* **Document excerpt**
....
During the 2014–15 season, Skela played 26 league matches and scored 18 goals, finishing as the team's second-highest scorer behind Kahraman Damar (40 goals), as Hanau won the champions title and earned promotion to the Gruppenliga Frankfurt–Ost (VII). He also scored twice in four local cup matches, including the decisive goal in a 1–0 win that took Hanau into the Kreispokal quarter-finals on 22 February 2015.

On 16 January 2016, Hanau announced via their official Facebook page that Skela had extended his contract with the club for another season. In the 2015–16 season, he played 11 league matches, scoring twice.

In the 2016–17 season, Skela scored 19 goals in 18 league appearances, playing a total of 1,528 minutes. Hanau earned promotion to the Verbandsliga Hessen-Süd (VI).

In the 2017–18 season, Skela was used less frequently due to his commitment to obtaining the UEFA Pro Licence, making eight league appearances and scoring two goals. Hanau finished in third place in the league.

On 28 April 2018, he signed a one-year contract extension with the club.

In the 2018–19 season Skela made only two league appearances, first on 18 August 2018 against SV Eintracht Altwiedermus and on 27 April 2019 in a 4–3 win over Usinger TSG, which were his final matches before retirement.

In 2019, Skela left Hanau 93 after approximately six seasons, and a farewell ceremony was held before a Hessenliga (fifth tier) match, marking his contribution to the team's rise from the eighth tier to the Hessenliga during his spell as a player.

==International career==
Skela represented the Albania under-16 team in the 1993 UEFA European Under-16 Championship qualifying.
....
* **Tasks to perform**
1/ Answer these questions using the text on Skela's football career, one line each.
(a) How many league goals did Skela score in the 2016–17 season?
(b) On what date did he sign a one-year contract extension with the club?
(c) Which team did Hanau beat 4–3 in one of his final matches?
2/ Pick up the text on Skela's football career after its last sentence and keep writing.
....
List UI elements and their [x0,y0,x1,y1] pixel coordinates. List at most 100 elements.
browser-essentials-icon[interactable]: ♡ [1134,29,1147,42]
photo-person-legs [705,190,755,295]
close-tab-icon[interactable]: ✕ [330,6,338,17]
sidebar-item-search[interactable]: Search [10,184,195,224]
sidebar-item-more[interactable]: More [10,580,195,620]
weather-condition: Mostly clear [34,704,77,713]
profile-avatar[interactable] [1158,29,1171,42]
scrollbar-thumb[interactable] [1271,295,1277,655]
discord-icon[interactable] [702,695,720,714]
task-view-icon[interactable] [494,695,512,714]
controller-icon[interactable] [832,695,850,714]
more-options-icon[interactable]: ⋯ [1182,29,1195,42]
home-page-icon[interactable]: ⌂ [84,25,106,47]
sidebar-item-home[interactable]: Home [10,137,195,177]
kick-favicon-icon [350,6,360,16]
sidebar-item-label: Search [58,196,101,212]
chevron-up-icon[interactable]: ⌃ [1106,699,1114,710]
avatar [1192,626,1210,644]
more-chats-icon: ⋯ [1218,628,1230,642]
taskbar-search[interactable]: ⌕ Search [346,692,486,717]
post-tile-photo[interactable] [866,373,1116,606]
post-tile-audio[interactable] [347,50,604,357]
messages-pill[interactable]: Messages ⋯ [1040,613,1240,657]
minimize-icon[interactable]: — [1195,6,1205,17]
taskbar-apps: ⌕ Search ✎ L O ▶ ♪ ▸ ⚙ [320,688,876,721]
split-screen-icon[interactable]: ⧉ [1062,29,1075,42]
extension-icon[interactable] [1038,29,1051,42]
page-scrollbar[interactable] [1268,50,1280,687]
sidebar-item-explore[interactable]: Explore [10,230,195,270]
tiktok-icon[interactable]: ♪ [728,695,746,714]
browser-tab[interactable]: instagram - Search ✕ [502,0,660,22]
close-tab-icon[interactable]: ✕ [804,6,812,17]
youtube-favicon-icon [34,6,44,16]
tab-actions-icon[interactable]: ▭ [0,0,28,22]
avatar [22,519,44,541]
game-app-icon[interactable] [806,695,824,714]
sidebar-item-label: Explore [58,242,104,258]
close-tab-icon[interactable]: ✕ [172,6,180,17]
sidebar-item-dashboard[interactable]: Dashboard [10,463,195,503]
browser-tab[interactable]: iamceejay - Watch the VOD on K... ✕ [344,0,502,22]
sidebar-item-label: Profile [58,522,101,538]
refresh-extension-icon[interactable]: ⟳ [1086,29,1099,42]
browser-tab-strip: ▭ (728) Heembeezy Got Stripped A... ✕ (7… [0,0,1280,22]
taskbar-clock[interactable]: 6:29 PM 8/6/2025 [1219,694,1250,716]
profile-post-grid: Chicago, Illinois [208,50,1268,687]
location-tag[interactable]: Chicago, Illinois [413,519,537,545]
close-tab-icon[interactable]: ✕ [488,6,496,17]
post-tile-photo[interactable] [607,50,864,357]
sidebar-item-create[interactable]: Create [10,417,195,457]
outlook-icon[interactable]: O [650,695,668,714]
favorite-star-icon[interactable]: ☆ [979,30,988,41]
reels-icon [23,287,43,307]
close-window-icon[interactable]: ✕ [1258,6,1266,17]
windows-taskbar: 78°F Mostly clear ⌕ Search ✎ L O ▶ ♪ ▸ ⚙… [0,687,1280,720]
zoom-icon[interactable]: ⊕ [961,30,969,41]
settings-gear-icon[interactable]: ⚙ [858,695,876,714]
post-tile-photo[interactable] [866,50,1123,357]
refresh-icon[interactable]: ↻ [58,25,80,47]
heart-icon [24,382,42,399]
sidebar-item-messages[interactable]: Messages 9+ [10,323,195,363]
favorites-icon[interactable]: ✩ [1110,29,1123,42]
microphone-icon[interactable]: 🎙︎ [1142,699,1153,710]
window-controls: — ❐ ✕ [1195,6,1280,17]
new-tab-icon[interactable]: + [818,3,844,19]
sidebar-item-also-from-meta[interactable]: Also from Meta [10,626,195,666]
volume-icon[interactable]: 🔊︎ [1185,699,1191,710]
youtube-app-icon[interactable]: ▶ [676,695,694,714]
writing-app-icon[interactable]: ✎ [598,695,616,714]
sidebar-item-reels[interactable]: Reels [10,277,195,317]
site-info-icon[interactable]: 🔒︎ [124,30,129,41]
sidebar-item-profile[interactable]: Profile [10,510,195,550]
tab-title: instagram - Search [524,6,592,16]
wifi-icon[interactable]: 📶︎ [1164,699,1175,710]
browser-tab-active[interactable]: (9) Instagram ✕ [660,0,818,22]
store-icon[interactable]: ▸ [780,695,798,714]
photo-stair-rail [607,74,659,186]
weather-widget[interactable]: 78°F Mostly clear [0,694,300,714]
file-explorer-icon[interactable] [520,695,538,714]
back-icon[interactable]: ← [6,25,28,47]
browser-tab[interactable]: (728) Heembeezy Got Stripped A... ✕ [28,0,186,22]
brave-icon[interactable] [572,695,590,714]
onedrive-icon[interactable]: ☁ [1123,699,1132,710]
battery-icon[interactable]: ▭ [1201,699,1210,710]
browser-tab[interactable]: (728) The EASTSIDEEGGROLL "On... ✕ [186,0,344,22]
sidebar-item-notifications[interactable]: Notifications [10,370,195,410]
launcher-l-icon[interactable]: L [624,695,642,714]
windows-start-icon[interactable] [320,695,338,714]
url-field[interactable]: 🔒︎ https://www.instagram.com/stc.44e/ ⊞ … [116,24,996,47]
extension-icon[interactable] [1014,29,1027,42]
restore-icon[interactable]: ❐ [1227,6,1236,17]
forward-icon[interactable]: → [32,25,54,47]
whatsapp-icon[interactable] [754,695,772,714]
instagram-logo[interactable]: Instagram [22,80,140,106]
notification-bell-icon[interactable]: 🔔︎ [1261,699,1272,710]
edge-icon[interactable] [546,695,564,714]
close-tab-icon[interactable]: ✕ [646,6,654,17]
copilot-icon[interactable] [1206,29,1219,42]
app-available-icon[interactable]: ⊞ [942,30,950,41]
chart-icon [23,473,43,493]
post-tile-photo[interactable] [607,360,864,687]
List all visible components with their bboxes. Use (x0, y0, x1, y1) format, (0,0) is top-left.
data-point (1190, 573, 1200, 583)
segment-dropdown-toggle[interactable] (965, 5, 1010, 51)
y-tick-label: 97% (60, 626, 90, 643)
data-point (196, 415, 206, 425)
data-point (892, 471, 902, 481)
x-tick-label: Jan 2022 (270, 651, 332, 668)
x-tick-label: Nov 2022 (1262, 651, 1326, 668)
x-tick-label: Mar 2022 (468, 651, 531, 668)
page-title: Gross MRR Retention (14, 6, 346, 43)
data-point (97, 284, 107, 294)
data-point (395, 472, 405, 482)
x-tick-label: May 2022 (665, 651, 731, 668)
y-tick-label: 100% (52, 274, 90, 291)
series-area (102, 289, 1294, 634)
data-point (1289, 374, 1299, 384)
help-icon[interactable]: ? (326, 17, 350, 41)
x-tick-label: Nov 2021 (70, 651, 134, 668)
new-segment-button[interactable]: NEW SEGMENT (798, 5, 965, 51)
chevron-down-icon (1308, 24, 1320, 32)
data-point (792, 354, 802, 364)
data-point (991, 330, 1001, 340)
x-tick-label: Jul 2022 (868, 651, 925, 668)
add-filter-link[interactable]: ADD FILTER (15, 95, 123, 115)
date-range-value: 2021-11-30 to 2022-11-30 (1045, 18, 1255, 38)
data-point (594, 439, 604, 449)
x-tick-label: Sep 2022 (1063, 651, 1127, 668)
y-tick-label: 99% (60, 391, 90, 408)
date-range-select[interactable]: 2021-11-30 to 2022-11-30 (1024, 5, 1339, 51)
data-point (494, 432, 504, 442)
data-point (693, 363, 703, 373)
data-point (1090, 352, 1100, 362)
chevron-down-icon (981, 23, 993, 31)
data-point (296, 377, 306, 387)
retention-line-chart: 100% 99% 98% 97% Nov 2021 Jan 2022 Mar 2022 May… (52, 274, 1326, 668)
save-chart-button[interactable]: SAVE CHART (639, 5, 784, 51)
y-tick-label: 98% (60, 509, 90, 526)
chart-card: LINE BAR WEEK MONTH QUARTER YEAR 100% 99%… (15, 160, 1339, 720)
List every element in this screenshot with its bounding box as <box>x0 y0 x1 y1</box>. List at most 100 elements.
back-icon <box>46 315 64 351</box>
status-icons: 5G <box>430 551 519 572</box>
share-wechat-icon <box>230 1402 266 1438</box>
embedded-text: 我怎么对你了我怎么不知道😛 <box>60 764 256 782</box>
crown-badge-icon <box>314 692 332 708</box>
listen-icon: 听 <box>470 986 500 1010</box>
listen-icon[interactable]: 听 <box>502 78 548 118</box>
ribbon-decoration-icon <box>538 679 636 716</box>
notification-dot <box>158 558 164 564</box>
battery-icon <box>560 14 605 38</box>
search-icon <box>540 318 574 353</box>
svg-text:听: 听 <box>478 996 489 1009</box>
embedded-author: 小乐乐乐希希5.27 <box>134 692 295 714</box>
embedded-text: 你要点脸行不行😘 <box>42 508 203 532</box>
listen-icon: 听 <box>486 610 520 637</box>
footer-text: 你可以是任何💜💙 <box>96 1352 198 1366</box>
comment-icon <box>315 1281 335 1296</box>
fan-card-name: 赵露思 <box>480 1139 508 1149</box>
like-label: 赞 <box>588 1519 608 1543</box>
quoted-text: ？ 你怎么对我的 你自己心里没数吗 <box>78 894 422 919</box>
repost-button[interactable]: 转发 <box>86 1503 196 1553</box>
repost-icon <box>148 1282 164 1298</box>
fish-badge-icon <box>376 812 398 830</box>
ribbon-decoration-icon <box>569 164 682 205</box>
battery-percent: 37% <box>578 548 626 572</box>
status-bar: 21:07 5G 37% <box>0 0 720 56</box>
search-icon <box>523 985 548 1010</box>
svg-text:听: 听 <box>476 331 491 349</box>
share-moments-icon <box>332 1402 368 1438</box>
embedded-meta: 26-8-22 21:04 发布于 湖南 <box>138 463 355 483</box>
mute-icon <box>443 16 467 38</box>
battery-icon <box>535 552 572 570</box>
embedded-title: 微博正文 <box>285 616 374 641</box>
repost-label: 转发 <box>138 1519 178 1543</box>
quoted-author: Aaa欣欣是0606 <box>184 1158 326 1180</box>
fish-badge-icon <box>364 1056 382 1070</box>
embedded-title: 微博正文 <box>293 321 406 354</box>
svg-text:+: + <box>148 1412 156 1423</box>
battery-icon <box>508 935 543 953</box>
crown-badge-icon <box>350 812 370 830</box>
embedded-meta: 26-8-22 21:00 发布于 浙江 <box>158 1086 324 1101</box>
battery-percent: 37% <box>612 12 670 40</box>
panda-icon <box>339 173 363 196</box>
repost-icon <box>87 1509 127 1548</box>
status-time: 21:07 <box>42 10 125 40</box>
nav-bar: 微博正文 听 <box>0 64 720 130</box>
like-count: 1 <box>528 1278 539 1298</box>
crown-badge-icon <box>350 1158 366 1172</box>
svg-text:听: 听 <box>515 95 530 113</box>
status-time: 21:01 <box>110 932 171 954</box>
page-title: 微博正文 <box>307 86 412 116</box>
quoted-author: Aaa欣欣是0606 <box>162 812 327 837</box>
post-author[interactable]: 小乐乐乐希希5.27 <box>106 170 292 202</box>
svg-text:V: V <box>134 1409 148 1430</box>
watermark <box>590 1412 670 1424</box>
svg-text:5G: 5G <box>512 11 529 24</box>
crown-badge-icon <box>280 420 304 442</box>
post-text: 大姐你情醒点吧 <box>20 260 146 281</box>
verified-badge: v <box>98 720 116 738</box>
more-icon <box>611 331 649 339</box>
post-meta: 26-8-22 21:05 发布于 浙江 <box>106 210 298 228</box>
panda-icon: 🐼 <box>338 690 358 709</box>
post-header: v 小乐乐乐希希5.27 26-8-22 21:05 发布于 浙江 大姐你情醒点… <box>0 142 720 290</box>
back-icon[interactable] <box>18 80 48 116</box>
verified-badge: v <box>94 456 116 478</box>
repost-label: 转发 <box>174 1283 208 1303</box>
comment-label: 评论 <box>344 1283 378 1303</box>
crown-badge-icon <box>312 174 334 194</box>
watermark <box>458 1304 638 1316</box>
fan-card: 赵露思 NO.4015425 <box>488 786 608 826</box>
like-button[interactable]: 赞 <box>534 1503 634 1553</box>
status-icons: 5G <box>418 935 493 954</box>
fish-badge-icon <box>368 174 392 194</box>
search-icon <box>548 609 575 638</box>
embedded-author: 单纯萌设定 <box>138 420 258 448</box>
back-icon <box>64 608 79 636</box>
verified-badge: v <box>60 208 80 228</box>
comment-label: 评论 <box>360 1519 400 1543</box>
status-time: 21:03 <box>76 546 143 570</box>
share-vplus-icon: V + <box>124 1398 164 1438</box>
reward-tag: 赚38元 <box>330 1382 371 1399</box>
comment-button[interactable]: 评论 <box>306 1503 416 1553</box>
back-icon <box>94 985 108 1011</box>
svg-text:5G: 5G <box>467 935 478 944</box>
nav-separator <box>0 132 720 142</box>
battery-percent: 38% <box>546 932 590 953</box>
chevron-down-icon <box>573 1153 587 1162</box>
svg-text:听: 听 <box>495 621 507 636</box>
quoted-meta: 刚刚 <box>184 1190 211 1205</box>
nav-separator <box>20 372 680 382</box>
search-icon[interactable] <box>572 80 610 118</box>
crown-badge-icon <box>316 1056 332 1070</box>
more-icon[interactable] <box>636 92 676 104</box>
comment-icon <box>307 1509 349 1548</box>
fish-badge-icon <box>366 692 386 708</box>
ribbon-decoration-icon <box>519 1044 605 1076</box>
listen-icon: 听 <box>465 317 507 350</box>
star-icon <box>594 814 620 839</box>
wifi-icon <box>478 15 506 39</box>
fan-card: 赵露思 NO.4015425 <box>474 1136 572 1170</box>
....
* **Answers for the exercise**
1/
(a) 19 goals, in 18 league appearances.
(b) 28 April 2018.
(c) Usinger TSG.

2/
Skela was first included in the Albania senior team in early 2000 and was part of the squad that won the 2000 Malta Rothmans Tournament, although he did not appear in any match. He went on to play a total of 75 matches and score 13 goals.

He also holds a unique record for the most appearances by an Albanian international in the FIFA World Cup qualification along Lorik Cana with 28 in overall.

He made his senior debut on 15 August 2000 in a 0–0 friendly draw against Cyprus, where he played in last 11 minutes.

He made his first competitive appearance one month later, coming on as a half-time substitute in the opening 2002 FIFA World Cup qualification match against Finland, which Albania lost 2–1. In his third consecutive appearance, one month later, Skela was named in the starting lineup for the following qualification match against Greece, which Albania won 2–0.

He scored his first goal on 25 April 2001 in a 2–0 away victory against Turkey at the Kamil Ocak Stadium in Gaziantep.

During 2001, Skela made several further substitute appearances in the qualifying campaign, featuring in the second half of each match.

During 2002, he was included in Albania's squad lists by coach Sulejman Demollari on several occasions for friendly matches in preparatory for the UEFA Euro 2004 qualifying campaign. but did not make any on-field appearances that year. Skela was not used even in the opening matches of the Euro 2004 qualifying by coach Giuseppe Dossena.

=== 2003–2005: Rise to prominence and qualifying achievements ===
Under new head coach Hans-Peter Briegel, Skela started both of Albania's next qualifying matches in spring 2003: the 3–1 home win against Russia, in which he provided an assist, and the 0–0 draw with the Republic of Ireland. Briegel stated at the time that he was trying to build a hardworking, combative national side, relying on a core group consisting Skela among experienced players.

Skela established himself in the starting lineup, and in the following qualifying matches in June 2003, Skela played the full 90 minutes in both games and scored once in each; Albania were defeated in both away fixtures, 2–1 by the Republic of Ireland and 3–2 by Switzerland. Albania eventually finished second from bottom in their UEFA Euro 2004 qualifying group.

On 20 August 2003, Skela scored again in a 3–1 away friendly defeat to Macedonia, marking his third consecutive match with a goal. He then went on to score at least one goal also in the next 7 years up to 2010, settling another national team records for most consecutive years of scoring.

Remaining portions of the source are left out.